(TO BE DONE): Output the full listing below exactly as it reads, and skip anything that is a picture.

(TASK INPUTS):
____

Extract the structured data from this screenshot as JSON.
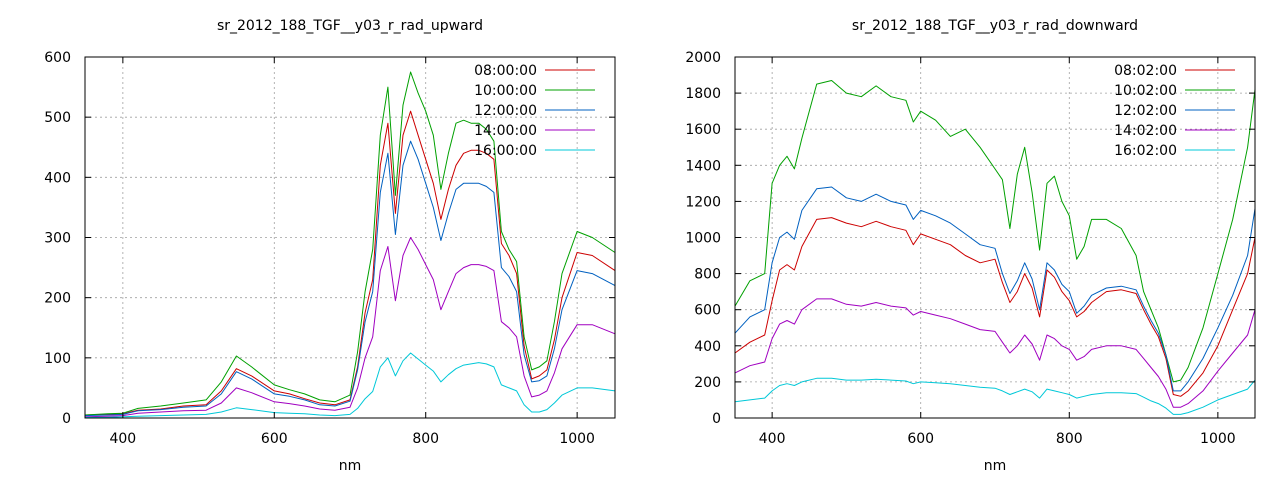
{
  "chart_data": [
    {
      "type": "line",
      "title": "sr_2012_188_TGF__y03_r_rad_upward",
      "xlabel": "nm",
      "ylabel": "",
      "xlim": [
        350,
        1050
      ],
      "ylim": [
        0,
        600
      ],
      "x_ticks": [
        400,
        600,
        800,
        1000
      ],
      "y_ticks": [
        0,
        100,
        200,
        300,
        400,
        500,
        600
      ],
      "grid": true,
      "legend_position": "top-right",
      "x": [
        350,
        380,
        400,
        420,
        450,
        480,
        510,
        530,
        550,
        570,
        600,
        620,
        640,
        660,
        680,
        700,
        710,
        720,
        730,
        740,
        750,
        760,
        770,
        780,
        790,
        800,
        810,
        820,
        830,
        840,
        850,
        860,
        870,
        880,
        890,
        900,
        910,
        920,
        930,
        940,
        950,
        960,
        970,
        980,
        1000,
        1020,
        1050
      ],
      "series": [
        {
          "name": "08:00:00",
          "color": "#cc0000",
          "values": [
            5,
            6,
            7,
            13,
            15,
            20,
            22,
            45,
            82,
            70,
            45,
            40,
            32,
            25,
            22,
            30,
            85,
            175,
            230,
            420,
            490,
            340,
            470,
            510,
            470,
            430,
            390,
            330,
            380,
            420,
            440,
            445,
            445,
            440,
            430,
            290,
            270,
            240,
            120,
            65,
            70,
            80,
            130,
            200,
            275,
            270,
            245
          ]
        },
        {
          "name": "10:00:00",
          "color": "#00a000",
          "values": [
            5,
            7,
            8,
            16,
            20,
            25,
            30,
            60,
            103,
            85,
            55,
            47,
            40,
            30,
            27,
            38,
            110,
            210,
            280,
            470,
            550,
            370,
            520,
            575,
            540,
            510,
            470,
            380,
            440,
            490,
            495,
            490,
            490,
            480,
            460,
            310,
            280,
            260,
            135,
            80,
            85,
            95,
            160,
            240,
            310,
            300,
            275
          ]
        },
        {
          "name": "12:00:00",
          "color": "#0060c0",
          "values": [
            4,
            5,
            6,
            12,
            14,
            18,
            20,
            40,
            77,
            65,
            40,
            36,
            30,
            22,
            20,
            28,
            80,
            160,
            210,
            375,
            440,
            305,
            420,
            460,
            430,
            390,
            350,
            295,
            340,
            380,
            390,
            390,
            390,
            385,
            375,
            250,
            235,
            210,
            105,
            60,
            62,
            70,
            115,
            180,
            245,
            240,
            220
          ]
        },
        {
          "name": "14:00:00",
          "color": "#a000c0",
          "values": [
            2,
            3,
            4,
            8,
            10,
            12,
            13,
            25,
            50,
            42,
            27,
            24,
            20,
            15,
            13,
            18,
            50,
            100,
            135,
            245,
            285,
            195,
            270,
            300,
            280,
            255,
            230,
            180,
            210,
            240,
            250,
            255,
            255,
            252,
            245,
            160,
            150,
            135,
            70,
            35,
            38,
            45,
            75,
            115,
            155,
            155,
            140
          ]
        },
        {
          "name": "16:00:00",
          "color": "#00c8d8",
          "values": [
            1,
            1,
            2,
            3,
            4,
            5,
            6,
            10,
            17,
            14,
            9,
            8,
            7,
            5,
            4,
            6,
            16,
            32,
            44,
            85,
            100,
            70,
            95,
            108,
            98,
            88,
            78,
            60,
            72,
            82,
            88,
            90,
            92,
            90,
            85,
            55,
            50,
            45,
            22,
            10,
            10,
            14,
            25,
            38,
            50,
            50,
            45
          ]
        }
      ]
    },
    {
      "type": "line",
      "title": "sr_2012_188_TGF__y03_r_rad_downward",
      "xlabel": "nm",
      "ylabel": "",
      "xlim": [
        350,
        1050
      ],
      "ylim": [
        0,
        2000
      ],
      "x_ticks": [
        400,
        600,
        800,
        1000
      ],
      "y_ticks": [
        0,
        200,
        400,
        600,
        800,
        1000,
        1200,
        1400,
        1600,
        1800,
        2000
      ],
      "grid": true,
      "legend_position": "top-right",
      "x": [
        350,
        370,
        390,
        400,
        410,
        420,
        430,
        440,
        460,
        480,
        500,
        520,
        540,
        560,
        580,
        590,
        600,
        620,
        640,
        660,
        680,
        700,
        710,
        720,
        730,
        740,
        750,
        760,
        770,
        780,
        790,
        800,
        810,
        820,
        830,
        850,
        870,
        890,
        900,
        910,
        920,
        930,
        940,
        950,
        960,
        980,
        1000,
        1020,
        1040,
        1050
      ],
      "series": [
        {
          "name": "08:02:00",
          "color": "#cc0000",
          "values": [
            360,
            420,
            460,
            650,
            820,
            850,
            820,
            950,
            1100,
            1110,
            1080,
            1060,
            1090,
            1060,
            1040,
            960,
            1020,
            990,
            960,
            900,
            860,
            880,
            750,
            640,
            700,
            800,
            720,
            560,
            820,
            780,
            700,
            650,
            560,
            590,
            640,
            700,
            710,
            690,
            600,
            520,
            450,
            330,
            130,
            120,
            150,
            250,
            400,
            600,
            800,
            1000
          ]
        },
        {
          "name": "10:02:00",
          "color": "#00a000",
          "values": [
            620,
            760,
            800,
            1300,
            1400,
            1450,
            1380,
            1550,
            1850,
            1870,
            1800,
            1780,
            1840,
            1780,
            1760,
            1640,
            1700,
            1650,
            1560,
            1600,
            1500,
            1380,
            1320,
            1050,
            1350,
            1500,
            1250,
            930,
            1300,
            1340,
            1200,
            1120,
            880,
            950,
            1100,
            1100,
            1050,
            900,
            700,
            600,
            500,
            350,
            200,
            210,
            280,
            500,
            800,
            1100,
            1500,
            1820
          ]
        },
        {
          "name": "12:02:00",
          "color": "#0060c0",
          "values": [
            470,
            560,
            600,
            860,
            1000,
            1030,
            990,
            1150,
            1270,
            1280,
            1220,
            1200,
            1240,
            1200,
            1180,
            1100,
            1150,
            1120,
            1080,
            1020,
            960,
            940,
            800,
            690,
            760,
            860,
            770,
            600,
            860,
            820,
            740,
            700,
            580,
            620,
            680,
            720,
            730,
            710,
            620,
            540,
            470,
            350,
            150,
            150,
            200,
            330,
            500,
            680,
            900,
            1160
          ]
        },
        {
          "name": "14:02:00",
          "color": "#a000c0",
          "values": [
            250,
            290,
            310,
            440,
            520,
            540,
            520,
            600,
            660,
            660,
            630,
            620,
            640,
            620,
            610,
            570,
            590,
            570,
            550,
            520,
            490,
            480,
            420,
            360,
            400,
            460,
            410,
            320,
            460,
            440,
            400,
            380,
            320,
            340,
            380,
            400,
            400,
            380,
            330,
            280,
            230,
            160,
            60,
            60,
            80,
            150,
            260,
            360,
            460,
            600
          ]
        },
        {
          "name": "16:02:00",
          "color": "#00c8d8",
          "values": [
            90,
            100,
            110,
            150,
            180,
            190,
            180,
            200,
            220,
            220,
            210,
            210,
            215,
            210,
            205,
            190,
            200,
            195,
            190,
            180,
            170,
            165,
            150,
            130,
            145,
            160,
            145,
            110,
            160,
            150,
            140,
            130,
            110,
            120,
            130,
            140,
            140,
            135,
            115,
            95,
            80,
            55,
            20,
            20,
            30,
            60,
            100,
            130,
            160,
            210
          ]
        }
      ]
    }
  ]
}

____

(OUTPUT BELOW):
Extract the structured data from this screenshot as JSON.
{
  "chart_data": [
    {
      "type": "line",
      "title": "sr_2012_188_TGF__y03_r_rad_upward",
      "xlabel": "nm",
      "ylabel": "",
      "xlim": [
        350,
        1050
      ],
      "ylim": [
        0,
        600
      ],
      "x_ticks": [
        400,
        600,
        800,
        1000
      ],
      "y_ticks": [
        0,
        100,
        200,
        300,
        400,
        500,
        600
      ],
      "grid": true,
      "legend_position": "top-right",
      "x": [
        350,
        380,
        400,
        420,
        450,
        480,
        510,
        530,
        550,
        570,
        600,
        620,
        640,
        660,
        680,
        700,
        710,
        720,
        730,
        740,
        750,
        760,
        770,
        780,
        790,
        800,
        810,
        820,
        830,
        840,
        850,
        860,
        870,
        880,
        890,
        900,
        910,
        920,
        930,
        940,
        950,
        960,
        970,
        980,
        1000,
        1020,
        1050
      ],
      "series": [
        {
          "name": "08:00:00",
          "color": "#cc0000",
          "values": [
            5,
            6,
            7,
            13,
            15,
            20,
            22,
            45,
            82,
            70,
            45,
            40,
            32,
            25,
            22,
            30,
            85,
            175,
            230,
            420,
            490,
            340,
            470,
            510,
            470,
            430,
            390,
            330,
            380,
            420,
            440,
            445,
            445,
            440,
            430,
            290,
            270,
            240,
            120,
            65,
            70,
            80,
            130,
            200,
            275,
            270,
            245
          ]
        },
        {
          "name": "10:00:00",
          "color": "#00a000",
          "values": [
            5,
            7,
            8,
            16,
            20,
            25,
            30,
            60,
            103,
            85,
            55,
            47,
            40,
            30,
            27,
            38,
            110,
            210,
            280,
            470,
            550,
            370,
            520,
            575,
            540,
            510,
            470,
            380,
            440,
            490,
            495,
            490,
            490,
            480,
            460,
            310,
            280,
            260,
            135,
            80,
            85,
            95,
            160,
            240,
            310,
            300,
            275
          ]
        },
        {
          "name": "12:00:00",
          "color": "#0060c0",
          "values": [
            4,
            5,
            6,
            12,
            14,
            18,
            20,
            40,
            77,
            65,
            40,
            36,
            30,
            22,
            20,
            28,
            80,
            160,
            210,
            375,
            440,
            305,
            420,
            460,
            430,
            390,
            350,
            295,
            340,
            380,
            390,
            390,
            390,
            385,
            375,
            250,
            235,
            210,
            105,
            60,
            62,
            70,
            115,
            180,
            245,
            240,
            220
          ]
        },
        {
          "name": "14:00:00",
          "color": "#a000c0",
          "values": [
            2,
            3,
            4,
            8,
            10,
            12,
            13,
            25,
            50,
            42,
            27,
            24,
            20,
            15,
            13,
            18,
            50,
            100,
            135,
            245,
            285,
            195,
            270,
            300,
            280,
            255,
            230,
            180,
            210,
            240,
            250,
            255,
            255,
            252,
            245,
            160,
            150,
            135,
            70,
            35,
            38,
            45,
            75,
            115,
            155,
            155,
            140
          ]
        },
        {
          "name": "16:00:00",
          "color": "#00c8d8",
          "values": [
            1,
            1,
            2,
            3,
            4,
            5,
            6,
            10,
            17,
            14,
            9,
            8,
            7,
            5,
            4,
            6,
            16,
            32,
            44,
            85,
            100,
            70,
            95,
            108,
            98,
            88,
            78,
            60,
            72,
            82,
            88,
            90,
            92,
            90,
            85,
            55,
            50,
            45,
            22,
            10,
            10,
            14,
            25,
            38,
            50,
            50,
            45
          ]
        }
      ]
    },
    {
      "type": "line",
      "title": "sr_2012_188_TGF__y03_r_rad_downward",
      "xlabel": "nm",
      "ylabel": "",
      "xlim": [
        350,
        1050
      ],
      "ylim": [
        0,
        2000
      ],
      "x_ticks": [
        400,
        600,
        800,
        1000
      ],
      "y_ticks": [
        0,
        200,
        400,
        600,
        800,
        1000,
        1200,
        1400,
        1600,
        1800,
        2000
      ],
      "grid": true,
      "legend_position": "top-right",
      "x": [
        350,
        370,
        390,
        400,
        410,
        420,
        430,
        440,
        460,
        480,
        500,
        520,
        540,
        560,
        580,
        590,
        600,
        620,
        640,
        660,
        680,
        700,
        710,
        720,
        730,
        740,
        750,
        760,
        770,
        780,
        790,
        800,
        810,
        820,
        830,
        850,
        870,
        890,
        900,
        910,
        920,
        930,
        940,
        950,
        960,
        980,
        1000,
        1020,
        1040,
        1050
      ],
      "series": [
        {
          "name": "08:02:00",
          "color": "#cc0000",
          "values": [
            360,
            420,
            460,
            650,
            820,
            850,
            820,
            950,
            1100,
            1110,
            1080,
            1060,
            1090,
            1060,
            1040,
            960,
            1020,
            990,
            960,
            900,
            860,
            880,
            750,
            640,
            700,
            800,
            720,
            560,
            820,
            780,
            700,
            650,
            560,
            590,
            640,
            700,
            710,
            690,
            600,
            520,
            450,
            330,
            130,
            120,
            150,
            250,
            400,
            600,
            800,
            1000
          ]
        },
        {
          "name": "10:02:00",
          "color": "#00a000",
          "values": [
            620,
            760,
            800,
            1300,
            1400,
            1450,
            1380,
            1550,
            1850,
            1870,
            1800,
            1780,
            1840,
            1780,
            1760,
            1640,
            1700,
            1650,
            1560,
            1600,
            1500,
            1380,
            1320,
            1050,
            1350,
            1500,
            1250,
            930,
            1300,
            1340,
            1200,
            1120,
            880,
            950,
            1100,
            1100,
            1050,
            900,
            700,
            600,
            500,
            350,
            200,
            210,
            280,
            500,
            800,
            1100,
            1500,
            1820
          ]
        },
        {
          "name": "12:02:00",
          "color": "#0060c0",
          "values": [
            470,
            560,
            600,
            860,
            1000,
            1030,
            990,
            1150,
            1270,
            1280,
            1220,
            1200,
            1240,
            1200,
            1180,
            1100,
            1150,
            1120,
            1080,
            1020,
            960,
            940,
            800,
            690,
            760,
            860,
            770,
            600,
            860,
            820,
            740,
            700,
            580,
            620,
            680,
            720,
            730,
            710,
            620,
            540,
            470,
            350,
            150,
            150,
            200,
            330,
            500,
            680,
            900,
            1160
          ]
        },
        {
          "name": "14:02:00",
          "color": "#a000c0",
          "values": [
            250,
            290,
            310,
            440,
            520,
            540,
            520,
            600,
            660,
            660,
            630,
            620,
            640,
            620,
            610,
            570,
            590,
            570,
            550,
            520,
            490,
            480,
            420,
            360,
            400,
            460,
            410,
            320,
            460,
            440,
            400,
            380,
            320,
            340,
            380,
            400,
            400,
            380,
            330,
            280,
            230,
            160,
            60,
            60,
            80,
            150,
            260,
            360,
            460,
            600
          ]
        },
        {
          "name": "16:02:00",
          "color": "#00c8d8",
          "values": [
            90,
            100,
            110,
            150,
            180,
            190,
            180,
            200,
            220,
            220,
            210,
            210,
            215,
            210,
            205,
            190,
            200,
            195,
            190,
            180,
            170,
            165,
            150,
            130,
            145,
            160,
            145,
            110,
            160,
            150,
            140,
            130,
            110,
            120,
            130,
            140,
            140,
            135,
            115,
            95,
            80,
            55,
            20,
            20,
            30,
            60,
            100,
            130,
            160,
            210
          ]
        }
      ]
    }
  ]
}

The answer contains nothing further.